• **Prompt**: Format everything in the listing from the line containing "column-header[interactable]: External Crystal" down to the line containing "menu-item[interactable]: PFE_MAC_0_EXT_TX_CLK External", both included, as a JSON list of strings with one string per line and blank lines omitted.

• **Raw records**:

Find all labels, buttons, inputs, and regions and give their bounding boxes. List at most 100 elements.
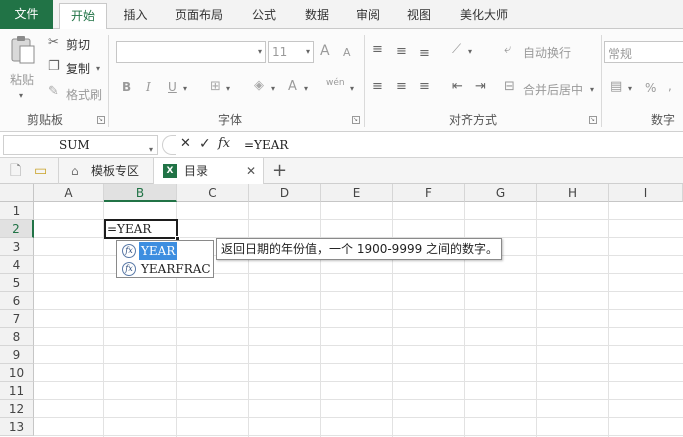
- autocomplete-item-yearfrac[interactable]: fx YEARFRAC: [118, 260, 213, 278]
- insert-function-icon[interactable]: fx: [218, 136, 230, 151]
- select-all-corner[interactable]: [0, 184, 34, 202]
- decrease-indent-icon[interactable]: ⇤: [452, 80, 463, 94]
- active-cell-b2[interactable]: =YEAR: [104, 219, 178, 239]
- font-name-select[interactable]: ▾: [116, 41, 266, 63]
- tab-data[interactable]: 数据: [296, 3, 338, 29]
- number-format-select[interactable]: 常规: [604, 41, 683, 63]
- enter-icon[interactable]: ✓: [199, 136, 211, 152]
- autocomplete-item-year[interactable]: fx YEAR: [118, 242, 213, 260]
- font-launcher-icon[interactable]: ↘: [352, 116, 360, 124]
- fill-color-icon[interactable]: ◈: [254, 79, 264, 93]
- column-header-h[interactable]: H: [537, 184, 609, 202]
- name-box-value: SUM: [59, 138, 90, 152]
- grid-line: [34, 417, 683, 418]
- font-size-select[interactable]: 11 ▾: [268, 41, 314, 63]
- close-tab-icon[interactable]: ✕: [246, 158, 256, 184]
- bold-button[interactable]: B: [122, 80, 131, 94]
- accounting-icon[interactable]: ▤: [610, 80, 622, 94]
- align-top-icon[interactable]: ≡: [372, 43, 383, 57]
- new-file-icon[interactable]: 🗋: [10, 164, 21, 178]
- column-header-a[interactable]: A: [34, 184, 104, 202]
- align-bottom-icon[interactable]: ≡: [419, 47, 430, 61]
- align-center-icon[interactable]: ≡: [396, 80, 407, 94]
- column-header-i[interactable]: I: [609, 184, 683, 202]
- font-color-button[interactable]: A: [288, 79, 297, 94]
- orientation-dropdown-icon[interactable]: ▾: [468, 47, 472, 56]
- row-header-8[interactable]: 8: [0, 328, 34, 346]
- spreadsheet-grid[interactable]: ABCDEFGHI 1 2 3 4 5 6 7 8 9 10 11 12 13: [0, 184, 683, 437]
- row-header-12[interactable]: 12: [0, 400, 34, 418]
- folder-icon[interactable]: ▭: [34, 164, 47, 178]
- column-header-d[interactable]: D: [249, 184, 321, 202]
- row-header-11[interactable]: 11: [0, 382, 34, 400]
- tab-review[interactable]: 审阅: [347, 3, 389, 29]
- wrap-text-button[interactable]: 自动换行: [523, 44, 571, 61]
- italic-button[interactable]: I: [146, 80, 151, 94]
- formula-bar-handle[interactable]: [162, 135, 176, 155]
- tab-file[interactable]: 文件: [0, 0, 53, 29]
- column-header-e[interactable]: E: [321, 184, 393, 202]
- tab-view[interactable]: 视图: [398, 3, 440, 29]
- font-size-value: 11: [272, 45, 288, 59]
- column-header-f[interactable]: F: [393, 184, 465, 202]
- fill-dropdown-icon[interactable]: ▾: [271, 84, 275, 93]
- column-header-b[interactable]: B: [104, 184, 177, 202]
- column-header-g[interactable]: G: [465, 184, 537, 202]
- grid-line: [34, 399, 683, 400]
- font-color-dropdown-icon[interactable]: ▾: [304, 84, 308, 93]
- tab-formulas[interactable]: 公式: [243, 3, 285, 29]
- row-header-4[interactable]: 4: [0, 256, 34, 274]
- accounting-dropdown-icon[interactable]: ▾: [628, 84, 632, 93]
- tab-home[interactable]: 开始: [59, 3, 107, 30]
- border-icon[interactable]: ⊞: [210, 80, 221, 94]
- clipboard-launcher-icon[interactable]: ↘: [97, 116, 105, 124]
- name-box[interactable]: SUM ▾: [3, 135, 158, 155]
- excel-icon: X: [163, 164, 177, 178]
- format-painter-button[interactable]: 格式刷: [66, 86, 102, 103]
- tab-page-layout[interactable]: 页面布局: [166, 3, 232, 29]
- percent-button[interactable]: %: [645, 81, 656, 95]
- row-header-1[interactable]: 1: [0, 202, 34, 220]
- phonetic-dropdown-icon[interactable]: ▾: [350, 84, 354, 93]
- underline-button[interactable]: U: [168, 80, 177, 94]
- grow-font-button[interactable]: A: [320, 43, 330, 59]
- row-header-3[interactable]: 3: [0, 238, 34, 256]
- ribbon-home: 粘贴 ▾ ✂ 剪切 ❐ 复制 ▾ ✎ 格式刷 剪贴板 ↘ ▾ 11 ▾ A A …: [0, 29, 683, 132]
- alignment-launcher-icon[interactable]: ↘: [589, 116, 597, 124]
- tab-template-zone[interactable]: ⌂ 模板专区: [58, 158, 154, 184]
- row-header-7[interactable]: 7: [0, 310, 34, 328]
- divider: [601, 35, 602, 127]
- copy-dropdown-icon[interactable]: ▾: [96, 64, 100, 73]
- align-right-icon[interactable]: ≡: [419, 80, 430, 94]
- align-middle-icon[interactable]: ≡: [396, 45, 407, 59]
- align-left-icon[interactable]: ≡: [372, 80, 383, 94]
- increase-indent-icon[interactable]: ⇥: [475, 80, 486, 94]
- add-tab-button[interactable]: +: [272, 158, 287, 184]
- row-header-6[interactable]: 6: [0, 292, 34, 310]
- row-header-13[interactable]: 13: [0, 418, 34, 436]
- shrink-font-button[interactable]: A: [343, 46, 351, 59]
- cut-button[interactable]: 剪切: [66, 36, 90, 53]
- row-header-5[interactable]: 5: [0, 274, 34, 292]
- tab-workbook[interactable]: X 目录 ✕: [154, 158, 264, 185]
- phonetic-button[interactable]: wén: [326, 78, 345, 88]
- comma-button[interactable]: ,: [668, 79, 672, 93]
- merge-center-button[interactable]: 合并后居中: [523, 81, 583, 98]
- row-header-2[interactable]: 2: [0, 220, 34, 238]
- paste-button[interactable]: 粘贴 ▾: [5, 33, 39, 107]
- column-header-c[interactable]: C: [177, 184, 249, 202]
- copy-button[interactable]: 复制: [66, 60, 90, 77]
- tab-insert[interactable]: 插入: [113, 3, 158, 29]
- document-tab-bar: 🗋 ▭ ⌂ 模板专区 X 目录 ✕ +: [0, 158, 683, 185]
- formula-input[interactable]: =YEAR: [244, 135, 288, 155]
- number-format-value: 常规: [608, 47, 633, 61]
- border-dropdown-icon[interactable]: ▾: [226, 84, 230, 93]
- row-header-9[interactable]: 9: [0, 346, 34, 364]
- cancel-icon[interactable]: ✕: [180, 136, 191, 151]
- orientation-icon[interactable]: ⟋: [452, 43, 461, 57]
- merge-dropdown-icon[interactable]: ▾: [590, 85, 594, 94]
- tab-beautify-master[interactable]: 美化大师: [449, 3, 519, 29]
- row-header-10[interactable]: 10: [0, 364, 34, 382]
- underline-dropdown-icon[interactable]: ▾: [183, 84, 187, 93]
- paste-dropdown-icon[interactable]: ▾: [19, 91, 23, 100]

* * *

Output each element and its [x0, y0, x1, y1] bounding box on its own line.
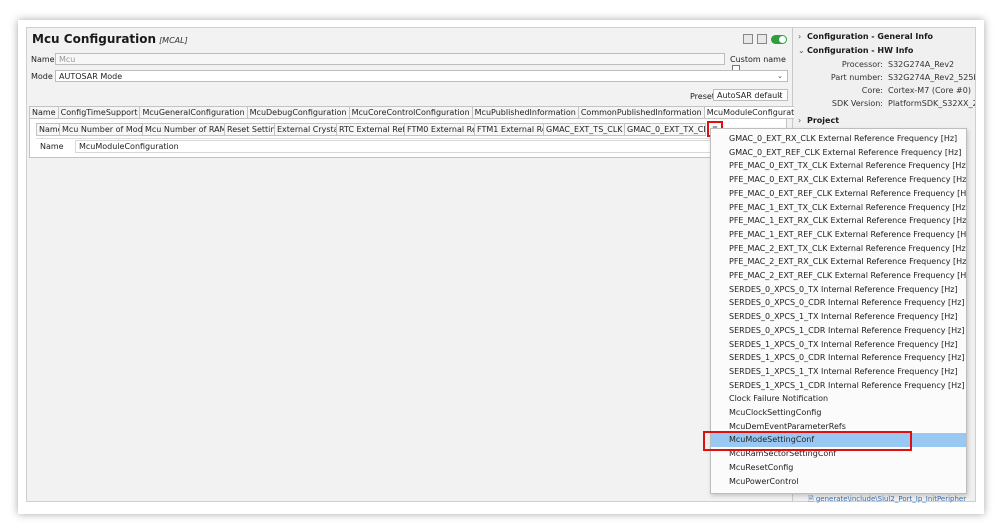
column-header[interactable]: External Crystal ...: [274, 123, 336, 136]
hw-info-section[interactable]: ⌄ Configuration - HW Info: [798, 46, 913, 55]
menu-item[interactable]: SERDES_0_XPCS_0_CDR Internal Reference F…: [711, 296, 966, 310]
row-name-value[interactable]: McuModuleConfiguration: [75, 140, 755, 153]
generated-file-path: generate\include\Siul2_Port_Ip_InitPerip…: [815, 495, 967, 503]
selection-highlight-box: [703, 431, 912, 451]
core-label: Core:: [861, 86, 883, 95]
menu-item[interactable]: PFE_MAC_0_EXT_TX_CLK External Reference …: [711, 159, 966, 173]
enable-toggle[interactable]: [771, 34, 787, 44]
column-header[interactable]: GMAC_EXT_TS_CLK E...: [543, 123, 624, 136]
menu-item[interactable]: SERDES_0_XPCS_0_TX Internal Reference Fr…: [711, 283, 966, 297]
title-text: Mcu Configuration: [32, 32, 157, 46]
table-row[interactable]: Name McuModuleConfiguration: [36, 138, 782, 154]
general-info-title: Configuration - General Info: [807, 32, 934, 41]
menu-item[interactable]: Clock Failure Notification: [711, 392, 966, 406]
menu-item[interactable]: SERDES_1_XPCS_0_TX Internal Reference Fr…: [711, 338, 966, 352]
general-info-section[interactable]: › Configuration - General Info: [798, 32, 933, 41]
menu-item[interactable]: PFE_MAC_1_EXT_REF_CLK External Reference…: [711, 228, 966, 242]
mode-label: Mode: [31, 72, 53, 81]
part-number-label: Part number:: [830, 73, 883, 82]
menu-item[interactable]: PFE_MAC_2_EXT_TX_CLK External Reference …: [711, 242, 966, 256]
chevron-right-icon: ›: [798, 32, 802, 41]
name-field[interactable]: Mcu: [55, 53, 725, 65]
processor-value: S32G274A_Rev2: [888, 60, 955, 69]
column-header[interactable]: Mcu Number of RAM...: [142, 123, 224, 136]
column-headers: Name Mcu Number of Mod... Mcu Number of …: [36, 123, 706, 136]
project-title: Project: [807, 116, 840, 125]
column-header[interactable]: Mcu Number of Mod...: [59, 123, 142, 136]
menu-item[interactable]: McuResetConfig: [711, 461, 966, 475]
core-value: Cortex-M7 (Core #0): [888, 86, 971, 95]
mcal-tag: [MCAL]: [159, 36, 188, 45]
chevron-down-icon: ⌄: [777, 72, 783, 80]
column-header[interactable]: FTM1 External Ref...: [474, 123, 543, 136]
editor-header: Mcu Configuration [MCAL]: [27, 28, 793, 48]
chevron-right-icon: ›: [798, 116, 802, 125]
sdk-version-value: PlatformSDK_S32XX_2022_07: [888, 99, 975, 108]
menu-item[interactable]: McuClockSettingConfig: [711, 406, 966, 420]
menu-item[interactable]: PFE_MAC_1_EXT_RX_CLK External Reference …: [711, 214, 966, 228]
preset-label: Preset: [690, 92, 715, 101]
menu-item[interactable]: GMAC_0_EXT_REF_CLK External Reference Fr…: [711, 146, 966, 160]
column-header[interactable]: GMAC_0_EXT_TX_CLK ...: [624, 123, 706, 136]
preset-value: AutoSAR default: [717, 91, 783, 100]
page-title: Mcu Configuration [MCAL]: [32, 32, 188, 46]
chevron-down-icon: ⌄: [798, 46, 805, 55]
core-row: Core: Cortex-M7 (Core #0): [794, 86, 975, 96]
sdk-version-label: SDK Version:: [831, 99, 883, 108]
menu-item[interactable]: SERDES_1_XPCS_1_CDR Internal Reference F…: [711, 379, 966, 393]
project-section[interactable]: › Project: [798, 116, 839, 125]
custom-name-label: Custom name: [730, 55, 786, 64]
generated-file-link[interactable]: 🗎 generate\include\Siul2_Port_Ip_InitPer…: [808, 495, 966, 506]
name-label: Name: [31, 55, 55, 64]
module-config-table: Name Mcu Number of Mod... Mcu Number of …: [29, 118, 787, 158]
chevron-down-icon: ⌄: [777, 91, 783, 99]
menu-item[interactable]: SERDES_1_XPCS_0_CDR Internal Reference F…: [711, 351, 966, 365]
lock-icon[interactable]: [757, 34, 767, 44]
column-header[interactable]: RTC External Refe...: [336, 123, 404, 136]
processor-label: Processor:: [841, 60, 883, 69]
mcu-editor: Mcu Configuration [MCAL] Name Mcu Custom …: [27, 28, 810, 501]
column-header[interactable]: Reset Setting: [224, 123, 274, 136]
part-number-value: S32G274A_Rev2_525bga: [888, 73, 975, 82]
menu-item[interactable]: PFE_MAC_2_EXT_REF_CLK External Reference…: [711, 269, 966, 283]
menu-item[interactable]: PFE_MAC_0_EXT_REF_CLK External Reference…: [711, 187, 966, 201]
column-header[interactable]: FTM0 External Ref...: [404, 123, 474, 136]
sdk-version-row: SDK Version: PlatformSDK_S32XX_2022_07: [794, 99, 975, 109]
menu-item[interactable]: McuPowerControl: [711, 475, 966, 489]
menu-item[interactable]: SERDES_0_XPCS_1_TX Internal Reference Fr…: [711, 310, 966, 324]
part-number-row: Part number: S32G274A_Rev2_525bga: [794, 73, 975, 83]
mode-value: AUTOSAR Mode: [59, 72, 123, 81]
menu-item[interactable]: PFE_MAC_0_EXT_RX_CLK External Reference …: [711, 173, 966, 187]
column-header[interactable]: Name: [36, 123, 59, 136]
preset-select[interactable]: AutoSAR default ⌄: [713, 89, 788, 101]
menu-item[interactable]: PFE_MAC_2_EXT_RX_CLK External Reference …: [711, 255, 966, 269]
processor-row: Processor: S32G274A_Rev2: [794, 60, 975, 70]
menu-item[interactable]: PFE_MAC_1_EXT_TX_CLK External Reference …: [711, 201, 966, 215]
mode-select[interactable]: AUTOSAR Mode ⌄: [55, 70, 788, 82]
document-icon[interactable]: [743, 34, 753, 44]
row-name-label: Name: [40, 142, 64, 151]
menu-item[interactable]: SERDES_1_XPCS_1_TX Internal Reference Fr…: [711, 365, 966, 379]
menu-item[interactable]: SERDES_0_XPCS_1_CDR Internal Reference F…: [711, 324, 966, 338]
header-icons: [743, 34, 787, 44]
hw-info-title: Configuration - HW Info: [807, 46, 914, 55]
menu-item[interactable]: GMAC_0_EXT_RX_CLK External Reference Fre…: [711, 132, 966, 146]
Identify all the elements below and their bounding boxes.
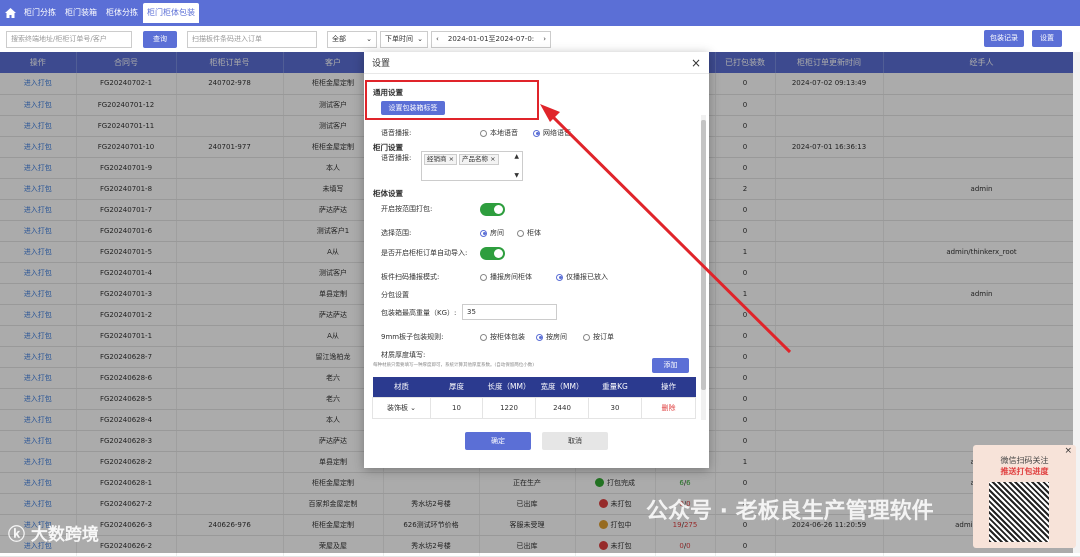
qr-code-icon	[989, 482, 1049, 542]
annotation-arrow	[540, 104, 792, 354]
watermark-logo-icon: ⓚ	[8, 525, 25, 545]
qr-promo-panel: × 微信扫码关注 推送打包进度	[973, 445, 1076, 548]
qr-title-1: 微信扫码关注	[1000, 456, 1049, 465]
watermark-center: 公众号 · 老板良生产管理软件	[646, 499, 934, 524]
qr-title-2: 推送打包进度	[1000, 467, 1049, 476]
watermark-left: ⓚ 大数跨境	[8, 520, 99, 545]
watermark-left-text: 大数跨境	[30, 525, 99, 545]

• **Full response**:
[
  "column-header[interactable]: External Crystal ...: [274, 123, 336, 136]",
  "hw-info-section[interactable]: ⌄ Configuration - HW Info: [798, 46, 913, 55]",
  "menu-item[interactable]: SERDES_0_XPCS_0_CDR Internal Reference F…: [711, 296, 966, 310]",
  "row-name-value[interactable]: McuModuleConfiguration: [75, 140, 755, 153]",
  "generated-file-path: generate\\include\\Siul2_Port_Ip_InitPerip…: [815, 495, 967, 503]",
  "selection-highlight-box: [703, 431, 912, 451]",
  "core-label: Core:: [861, 86, 883, 95]",
  "menu-item[interactable]: PFE_MAC_0_EXT_TX_CLK External Reference …: [711, 159, 966, 173]"
]